— Work required —
Using the entries that follow, count the lines containing the word "median" and give that number by itself.

━━━━━ Records shown

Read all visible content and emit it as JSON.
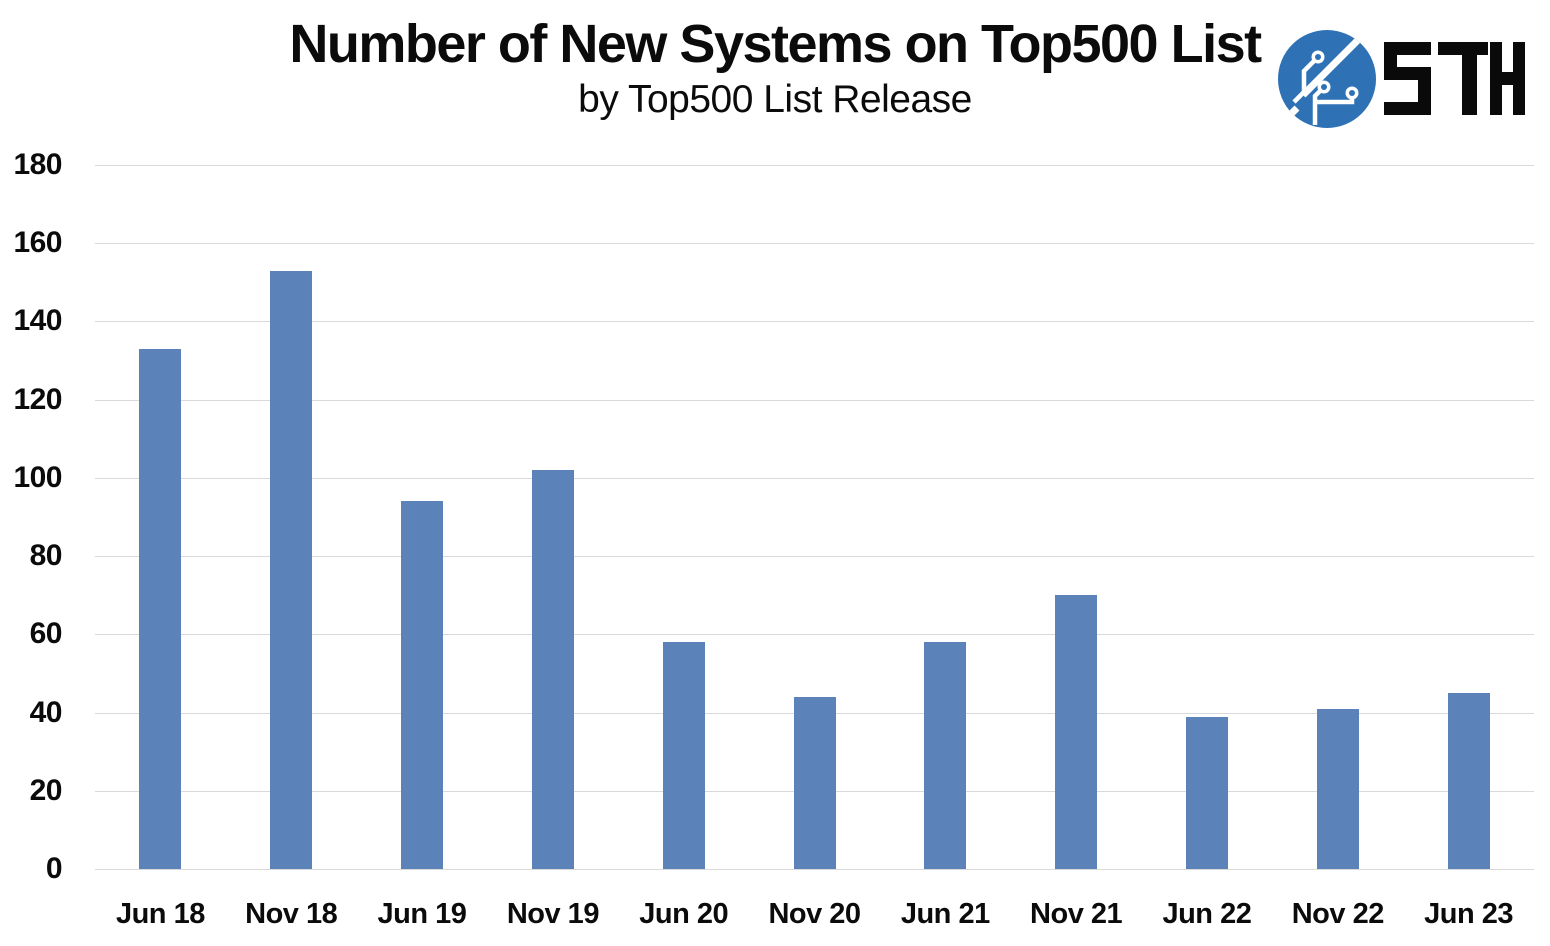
{
  "header": {
    "title": "Number of New Systems on Top500 List",
    "subtitle": "by Top500 List Release",
    "logo_text": "STH"
  },
  "colors": {
    "bar": "#5B82B9",
    "gridline": "#D9D9D9",
    "text": "#0B0B0B",
    "logo_blue": "#2E71B5",
    "logo_letters": "#0A0A0A",
    "background": "#FFFFFF"
  },
  "chart_data": {
    "type": "bar",
    "title": "Number of New Systems on Top500 List",
    "subtitle": "by Top500 List Release",
    "categories": [
      "Jun 18",
      "Nov 18",
      "Jun 19",
      "Nov 19",
      "Jun 20",
      "Nov 20",
      "Jun 21",
      "Nov 21",
      "Jun 22",
      "Nov 22",
      "Jun 23"
    ],
    "values": [
      133,
      153,
      94,
      102,
      58,
      44,
      58,
      70,
      39,
      41,
      45
    ],
    "xlabel": "",
    "ylabel": "",
    "ylim": [
      0,
      180
    ],
    "ytick_step": 20,
    "yticks": [
      0,
      20,
      40,
      60,
      80,
      100,
      120,
      140,
      160,
      180
    ],
    "grid": "horizontal",
    "legend": "none",
    "bar_color": "#5B82B9"
  }
}
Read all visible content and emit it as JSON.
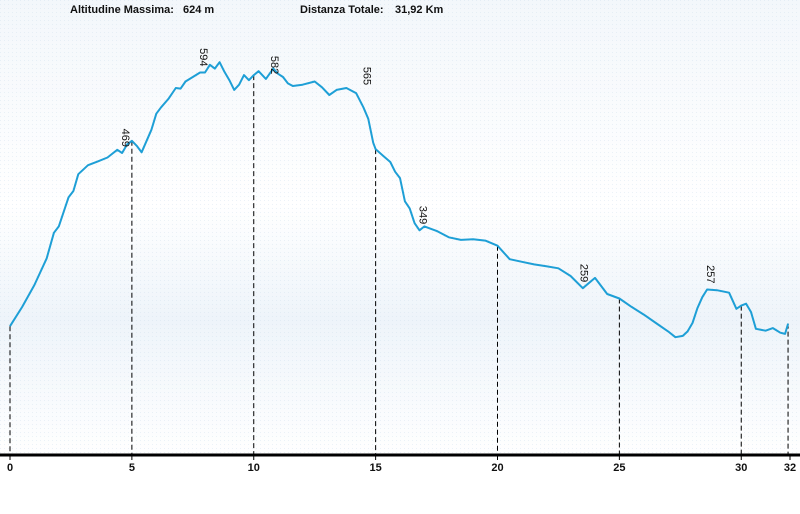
{
  "header": {
    "max_altitude_label": "Altitudine Massima:",
    "max_altitude_value": "624 m",
    "total_distance_label": "Distanza Totale:",
    "total_distance_value": "31,92 Km"
  },
  "colors": {
    "profile_line": "#1e9fd6",
    "axis": "#000000",
    "background_top": "#f3f7fb",
    "background_bottom": "#ffffff",
    "grid_dots": "#c9dbea"
  },
  "chart_data": {
    "type": "line",
    "title": "",
    "xlabel": "",
    "ylabel": "",
    "xlim": [
      0,
      32
    ],
    "ylim": [
      0,
      660
    ],
    "grid": false,
    "x_ticks": [
      0,
      5,
      10,
      15,
      20,
      25,
      30,
      32
    ],
    "series": [
      {
        "values_x": [
          0,
          0.5,
          1,
          1.5,
          1.8,
          2,
          2.4,
          2.6,
          2.8,
          3.2,
          3.6,
          4,
          4.2,
          4.4,
          4.6,
          4.8,
          5,
          5.2,
          5.4,
          5.8,
          6,
          6.2,
          6.5,
          6.8,
          7,
          7.2,
          7.5,
          7.8,
          8,
          8.2,
          8.4,
          8.6,
          8.8,
          9,
          9.2,
          9.4,
          9.6,
          9.8,
          10,
          10.2,
          10.5,
          10.8,
          11,
          11.2,
          11.4,
          11.6,
          12,
          12.5,
          12.8,
          13.1,
          13.4,
          13.8,
          14.2,
          14.5,
          14.7,
          14.9,
          15,
          15.3,
          15.6,
          15.8,
          16,
          16.2,
          16.4,
          16.6,
          16.8,
          17,
          17.5,
          18,
          18.5,
          19,
          19.5,
          20,
          20.5,
          21,
          21.5,
          22,
          22.5,
          23,
          23.5,
          24,
          24.5,
          25,
          25.5,
          26,
          26.5,
          27,
          27.3,
          27.6,
          27.8,
          28,
          28.2,
          28.4,
          28.6,
          29,
          29.5,
          29.8,
          30,
          30.2,
          30.4,
          30.6,
          31,
          31.3,
          31.6,
          31.8,
          31.92
        ],
        "values_y": [
          200,
          230,
          264,
          305,
          345,
          355,
          400,
          410,
          436,
          450,
          456,
          462,
          468,
          474,
          469,
          482,
          488,
          480,
          470,
          505,
          530,
          540,
          553,
          570,
          569,
          580,
          587,
          594,
          594,
          606,
          600,
          610,
          595,
          582,
          567,
          575,
          590,
          582,
          590,
          596,
          584,
          600,
          592,
          587,
          577,
          573,
          575,
          580,
          571,
          559,
          567,
          570,
          562,
          540,
          522,
          485,
          475,
          465,
          455,
          440,
          430,
          394,
          383,
          360,
          349,
          355,
          348,
          338,
          334,
          335,
          333,
          325,
          304,
          300,
          296,
          293,
          290,
          278,
          259,
          275,
          250,
          243,
          230,
          218,
          205,
          192,
          183,
          185,
          192,
          205,
          228,
          245,
          257,
          256,
          252,
          227,
          232,
          235,
          222,
          196,
          193,
          197,
          190,
          188,
          204
        ]
      }
    ],
    "annotations": [
      {
        "x": 4.6,
        "y": 469,
        "label": "469"
      },
      {
        "x": 7.8,
        "y": 594,
        "label": "594"
      },
      {
        "x": 10.7,
        "y": 582,
        "label": "582"
      },
      {
        "x": 14.5,
        "y": 565,
        "label": "565"
      },
      {
        "x": 16.8,
        "y": 349,
        "label": "349"
      },
      {
        "x": 23.4,
        "y": 259,
        "label": "259"
      },
      {
        "x": 28.6,
        "y": 257,
        "label": "257"
      }
    ],
    "markers_x": [
      0,
      5,
      10,
      15,
      20,
      25,
      30,
      31.92
    ]
  }
}
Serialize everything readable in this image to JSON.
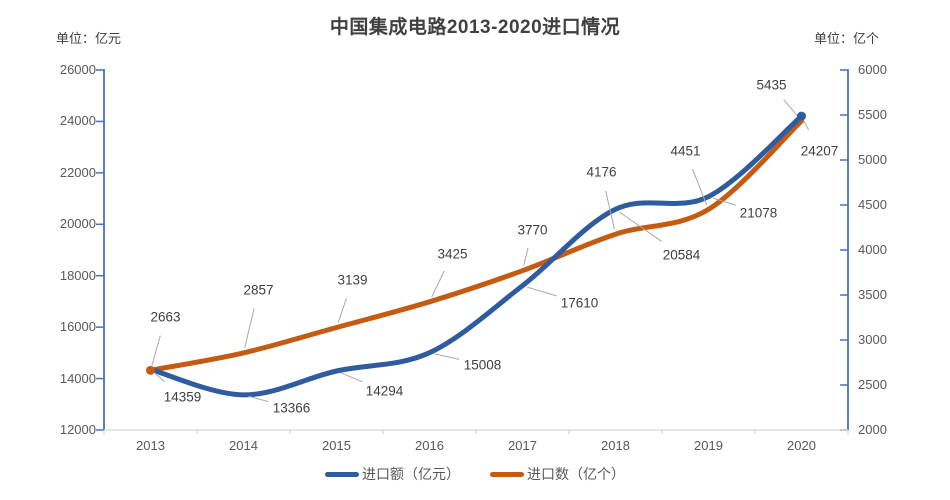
{
  "title": "中国集成电路2013-2020进口情况",
  "left_axis_unit": "单位：亿元",
  "right_axis_unit": "单位：亿个",
  "legend": {
    "items": [
      {
        "label": "进口额（亿元）",
        "color": "#2e5c9e"
      },
      {
        "label": "进口数（亿个）",
        "color": "#c55a11"
      }
    ]
  },
  "colors": {
    "blue_series": "#2e5c9e",
    "orange_series": "#c55a11",
    "axis_line": "#4472c4",
    "x_axis_line": "#d6d6d6",
    "leader_line": "#a8a8a8",
    "tick_text": "#595959",
    "label_text": "#404040",
    "title_text": "#404040"
  },
  "chart_data": {
    "type": "line",
    "title": "中国集成电路2013-2020进口情况",
    "categories": [
      "2013",
      "2014",
      "2015",
      "2016",
      "2017",
      "2018",
      "2019",
      "2020"
    ],
    "series": [
      {
        "name": "进口额（亿元）",
        "axis": "left",
        "color": "#2e5c9e",
        "values": [
          14359,
          13366,
          14294,
          15008,
          17610,
          20584,
          21078,
          24207
        ],
        "label_offsets": [
          [
            32,
            28
          ],
          [
            48,
            13
          ],
          [
            48,
            20
          ],
          [
            53,
            12
          ],
          [
            57,
            17
          ],
          [
            66,
            46
          ],
          [
            50,
            16
          ],
          [
            18,
            35
          ]
        ],
        "marker_at": "last"
      },
      {
        "name": "进口数（亿个）",
        "axis": "right",
        "color": "#c55a11",
        "values": [
          2663,
          2857,
          3139,
          3425,
          3770,
          4176,
          4451,
          5435
        ],
        "label_offsets": [
          [
            15,
            -53
          ],
          [
            15,
            -63
          ],
          [
            16,
            -47
          ],
          [
            23,
            -48
          ],
          [
            10,
            -41
          ],
          [
            -14,
            -62
          ],
          [
            -23,
            -58
          ],
          [
            -30,
            -36
          ]
        ],
        "marker_at": "first"
      }
    ],
    "left_axis": {
      "min": 12000,
      "max": 26000,
      "step": 2000,
      "ticks": [
        "12000",
        "14000",
        "16000",
        "18000",
        "20000",
        "22000",
        "24000",
        "26000"
      ]
    },
    "right_axis": {
      "min": 2000,
      "max": 6000,
      "step": 500,
      "ticks": [
        "2000",
        "2500",
        "3000",
        "3500",
        "4000",
        "4500",
        "5000",
        "5500",
        "6000"
      ]
    },
    "grid": false,
    "smooth": true,
    "legend_position": "bottom"
  }
}
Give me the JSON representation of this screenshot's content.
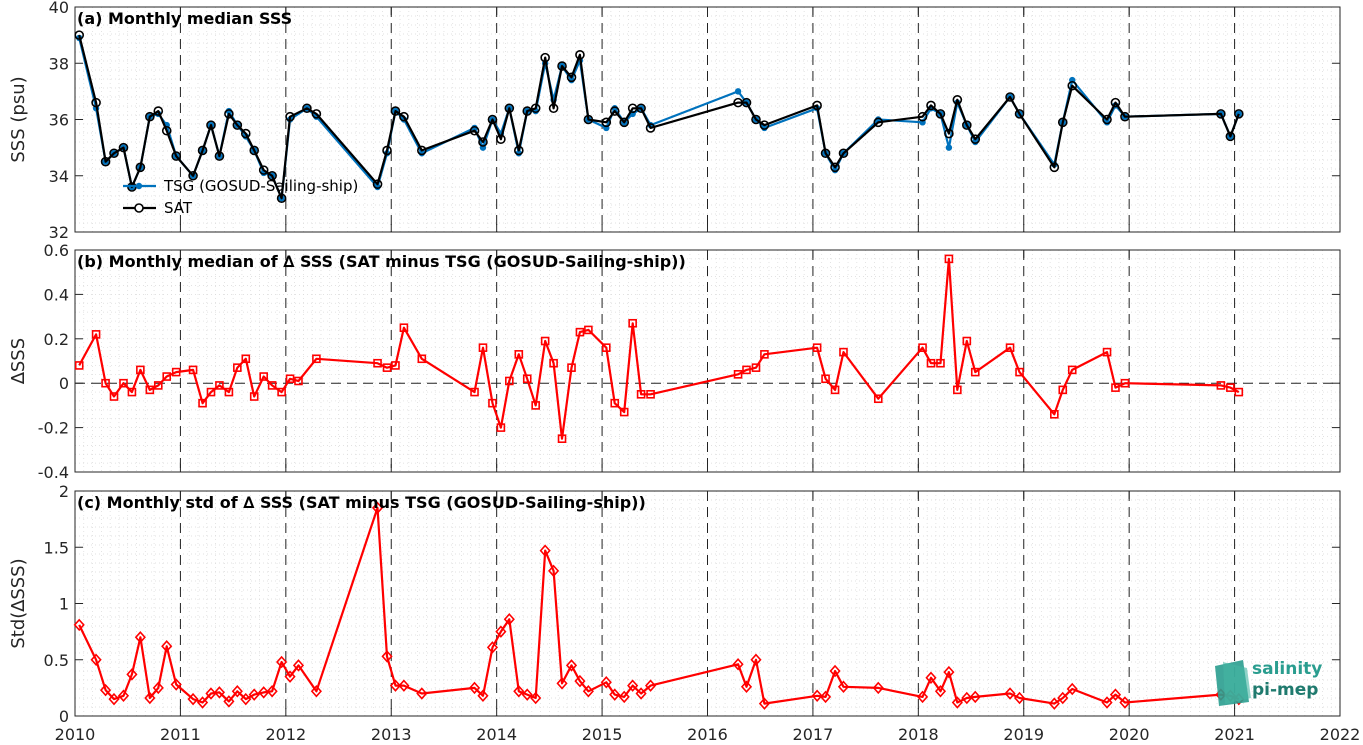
{
  "colors": {
    "tsg": "#0072BD",
    "sat": "#000000",
    "delta": "#FF0000",
    "logo": "#2a9d8f"
  },
  "logo": {
    "line1": "salinity",
    "line2": "pi-mep"
  },
  "x_axis": {
    "range": [
      2010,
      2022
    ],
    "ticks": [
      "2010",
      "2011",
      "2012",
      "2013",
      "2014",
      "2015",
      "2016",
      "2017",
      "2018",
      "2019",
      "2020",
      "2021",
      "2022"
    ]
  },
  "chart_data": [
    {
      "type": "line",
      "title": "(a) Monthly median SSS",
      "ylabel": "SSS (psu)",
      "ylim": [
        32,
        40
      ],
      "yticks": [
        "32",
        "34",
        "36",
        "38",
        "40"
      ],
      "grid": true,
      "legend_position": "bottom-left",
      "series": [
        {
          "name": "TSG (GOSUD-Sailing-ship)",
          "marker": "dot",
          "x": [
            2010.04,
            2010.2,
            2010.29,
            2010.37,
            2010.46,
            2010.54,
            2010.62,
            2010.71,
            2010.79,
            2010.87,
            2010.96,
            2011.12,
            2011.21,
            2011.29,
            2011.37,
            2011.46,
            2011.54,
            2011.62,
            2011.7,
            2011.79,
            2011.87,
            2011.96,
            2012.04,
            2012.2,
            2012.29,
            2012.87,
            2012.96,
            2013.04,
            2013.12,
            2013.29,
            2013.79,
            2013.87,
            2013.96,
            2014.04,
            2014.12,
            2014.21,
            2014.29,
            2014.37,
            2014.46,
            2014.54,
            2014.62,
            2014.71,
            2014.79,
            2014.87,
            2015.04,
            2015.12,
            2015.21,
            2015.29,
            2015.37,
            2015.46,
            2016.29,
            2016.37,
            2016.46,
            2016.54,
            2017.04,
            2017.12,
            2017.21,
            2017.29,
            2017.62,
            2018.04,
            2018.12,
            2018.21,
            2018.29,
            2018.37,
            2018.46,
            2018.54,
            2018.87,
            2018.96,
            2019.29,
            2019.37,
            2019.46,
            2019.79,
            2019.87,
            2019.96,
            2020.87,
            2020.96,
            2021.04
          ],
          "y": [
            38.9,
            36.4,
            34.5,
            34.8,
            35.0,
            33.6,
            34.3,
            36.1,
            36.2,
            35.8,
            34.7,
            34.0,
            34.9,
            35.8,
            34.7,
            36.3,
            35.8,
            35.4,
            34.9,
            34.1,
            34.0,
            33.2,
            36.0,
            36.4,
            36.1,
            33.6,
            34.8,
            36.3,
            36.0,
            34.8,
            35.7,
            35.0,
            36.0,
            35.5,
            36.4,
            34.8,
            36.3,
            36.3,
            38.0,
            36.7,
            37.9,
            37.4,
            38.1,
            36.0,
            35.7,
            36.4,
            35.9,
            36.2,
            36.4,
            35.8,
            37.0,
            36.6,
            36.0,
            35.7,
            36.4,
            34.8,
            34.2,
            34.8,
            36.0,
            35.9,
            36.4,
            36.2,
            35.0,
            36.6,
            35.8,
            35.2,
            36.8,
            36.2,
            34.4,
            35.9,
            37.4,
            35.9,
            36.5,
            36.1,
            36.2,
            35.4,
            36.2
          ]
        },
        {
          "name": "SAT",
          "marker": "circle",
          "x": [
            2010.04,
            2010.2,
            2010.29,
            2010.37,
            2010.46,
            2010.54,
            2010.62,
            2010.71,
            2010.79,
            2010.87,
            2010.96,
            2011.12,
            2011.21,
            2011.29,
            2011.37,
            2011.46,
            2011.54,
            2011.62,
            2011.7,
            2011.79,
            2011.87,
            2011.96,
            2012.04,
            2012.2,
            2012.29,
            2012.87,
            2012.96,
            2013.04,
            2013.12,
            2013.29,
            2013.79,
            2013.87,
            2013.96,
            2014.04,
            2014.12,
            2014.21,
            2014.29,
            2014.37,
            2014.46,
            2014.54,
            2014.62,
            2014.71,
            2014.79,
            2014.87,
            2015.04,
            2015.12,
            2015.21,
            2015.29,
            2015.37,
            2015.46,
            2016.29,
            2016.37,
            2016.46,
            2016.54,
            2017.04,
            2017.12,
            2017.21,
            2017.29,
            2017.62,
            2018.04,
            2018.12,
            2018.21,
            2018.29,
            2018.37,
            2018.46,
            2018.54,
            2018.87,
            2018.96,
            2019.29,
            2019.37,
            2019.46,
            2019.79,
            2019.87,
            2019.96,
            2020.87,
            2020.96,
            2021.04
          ],
          "y": [
            39.0,
            36.6,
            34.5,
            34.8,
            35.0,
            33.6,
            34.3,
            36.1,
            36.3,
            35.6,
            34.7,
            34.0,
            34.9,
            35.8,
            34.7,
            36.2,
            35.8,
            35.5,
            34.9,
            34.2,
            34.0,
            33.2,
            36.1,
            36.4,
            36.2,
            33.7,
            34.9,
            36.3,
            36.1,
            34.9,
            35.6,
            35.2,
            36.0,
            35.3,
            36.4,
            34.9,
            36.3,
            36.4,
            38.2,
            36.4,
            37.9,
            37.5,
            38.3,
            36.0,
            35.9,
            36.3,
            35.9,
            36.4,
            36.4,
            35.7,
            36.6,
            36.6,
            36.0,
            35.8,
            36.5,
            34.8,
            34.3,
            34.8,
            35.9,
            36.1,
            36.5,
            36.2,
            35.5,
            36.7,
            35.8,
            35.3,
            36.8,
            36.2,
            34.3,
            35.9,
            37.2,
            36.0,
            36.6,
            36.1,
            36.2,
            35.4,
            36.2
          ]
        }
      ]
    },
    {
      "type": "line",
      "title": "(b) Monthly median of ∆ SSS (SAT minus TSG (GOSUD-Sailing-ship))",
      "ylabel": "∆SSS",
      "ylim": [
        -0.4,
        0.6
      ],
      "yticks": [
        "-0.4",
        "-0.2",
        "0",
        "0.2",
        "0.4",
        "0.6"
      ],
      "grid": true,
      "zero_line": true,
      "series": [
        {
          "name": "",
          "marker": "square",
          "x": [
            2010.04,
            2010.2,
            2010.29,
            2010.37,
            2010.46,
            2010.54,
            2010.62,
            2010.71,
            2010.79,
            2010.87,
            2010.96,
            2011.12,
            2011.21,
            2011.29,
            2011.37,
            2011.46,
            2011.54,
            2011.62,
            2011.7,
            2011.79,
            2011.87,
            2011.96,
            2012.04,
            2012.12,
            2012.29,
            2012.87,
            2012.96,
            2013.04,
            2013.12,
            2013.29,
            2013.79,
            2013.87,
            2013.96,
            2014.04,
            2014.12,
            2014.21,
            2014.29,
            2014.37,
            2014.46,
            2014.54,
            2014.62,
            2014.71,
            2014.79,
            2014.87,
            2015.04,
            2015.12,
            2015.21,
            2015.29,
            2015.37,
            2015.46,
            2016.29,
            2016.37,
            2016.46,
            2016.54,
            2017.04,
            2017.12,
            2017.21,
            2017.29,
            2017.62,
            2018.04,
            2018.12,
            2018.21,
            2018.29,
            2018.37,
            2018.46,
            2018.54,
            2018.87,
            2018.96,
            2019.29,
            2019.37,
            2019.46,
            2019.79,
            2019.87,
            2019.96,
            2020.87,
            2020.96,
            2021.04
          ],
          "y": [
            0.08,
            0.22,
            0.0,
            -0.06,
            0.0,
            -0.04,
            0.06,
            -0.03,
            -0.01,
            0.03,
            0.05,
            0.06,
            -0.09,
            -0.04,
            -0.01,
            -0.04,
            0.07,
            0.11,
            -0.06,
            0.03,
            -0.01,
            -0.04,
            0.02,
            0.01,
            0.11,
            0.09,
            0.07,
            0.08,
            0.25,
            0.11,
            -0.04,
            0.16,
            -0.09,
            -0.2,
            0.01,
            0.13,
            0.02,
            -0.1,
            0.19,
            0.09,
            -0.25,
            0.07,
            0.23,
            0.24,
            0.16,
            -0.09,
            -0.13,
            0.27,
            -0.05,
            -0.05,
            0.04,
            0.06,
            0.07,
            0.13,
            0.16,
            0.02,
            -0.03,
            0.14,
            -0.07,
            0.16,
            0.09,
            0.09,
            0.56,
            -0.03,
            0.19,
            0.05,
            0.16,
            0.05,
            -0.14,
            -0.03,
            0.06,
            0.14,
            -0.02,
            0.0,
            -0.01,
            -0.02,
            -0.04
          ]
        }
      ]
    },
    {
      "type": "line",
      "title": "(c) Monthly std of ∆ SSS (SAT minus TSG (GOSUD-Sailing-ship))",
      "ylabel": "Std(∆SSS)",
      "ylim": [
        0,
        2
      ],
      "yticks": [
        "0",
        "0.5",
        "1",
        "1.5",
        "2"
      ],
      "grid": true,
      "series": [
        {
          "name": "",
          "marker": "diamond",
          "x": [
            2010.04,
            2010.2,
            2010.29,
            2010.37,
            2010.46,
            2010.54,
            2010.62,
            2010.71,
            2010.79,
            2010.87,
            2010.96,
            2011.12,
            2011.21,
            2011.29,
            2011.37,
            2011.46,
            2011.54,
            2011.62,
            2011.7,
            2011.79,
            2011.87,
            2011.96,
            2012.04,
            2012.12,
            2012.29,
            2012.87,
            2012.96,
            2013.04,
            2013.12,
            2013.29,
            2013.79,
            2013.87,
            2013.96,
            2014.04,
            2014.12,
            2014.21,
            2014.29,
            2014.37,
            2014.46,
            2014.54,
            2014.62,
            2014.71,
            2014.79,
            2014.87,
            2015.04,
            2015.12,
            2015.21,
            2015.29,
            2015.37,
            2015.46,
            2016.29,
            2016.37,
            2016.46,
            2016.54,
            2017.04,
            2017.12,
            2017.21,
            2017.29,
            2017.62,
            2018.04,
            2018.12,
            2018.21,
            2018.29,
            2018.37,
            2018.46,
            2018.54,
            2018.87,
            2018.96,
            2019.29,
            2019.37,
            2019.46,
            2019.79,
            2019.87,
            2019.96,
            2020.87,
            2020.96,
            2021.04
          ],
          "y": [
            0.81,
            0.5,
            0.23,
            0.15,
            0.18,
            0.37,
            0.7,
            0.16,
            0.25,
            0.62,
            0.28,
            0.15,
            0.12,
            0.2,
            0.21,
            0.13,
            0.22,
            0.15,
            0.19,
            0.21,
            0.22,
            0.48,
            0.35,
            0.45,
            0.22,
            1.85,
            0.53,
            0.27,
            0.27,
            0.2,
            0.25,
            0.18,
            0.61,
            0.75,
            0.86,
            0.22,
            0.19,
            0.16,
            1.47,
            1.29,
            0.29,
            0.45,
            0.31,
            0.22,
            0.3,
            0.19,
            0.17,
            0.27,
            0.2,
            0.27,
            0.46,
            0.26,
            0.5,
            0.11,
            0.18,
            0.17,
            0.4,
            0.26,
            0.25,
            0.17,
            0.34,
            0.22,
            0.39,
            0.12,
            0.16,
            0.17,
            0.2,
            0.16,
            0.11,
            0.16,
            0.24,
            0.12,
            0.19,
            0.12,
            0.19,
            0.18,
            0.15
          ]
        }
      ]
    }
  ]
}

━━━━━━━━━━

— Right answer —
2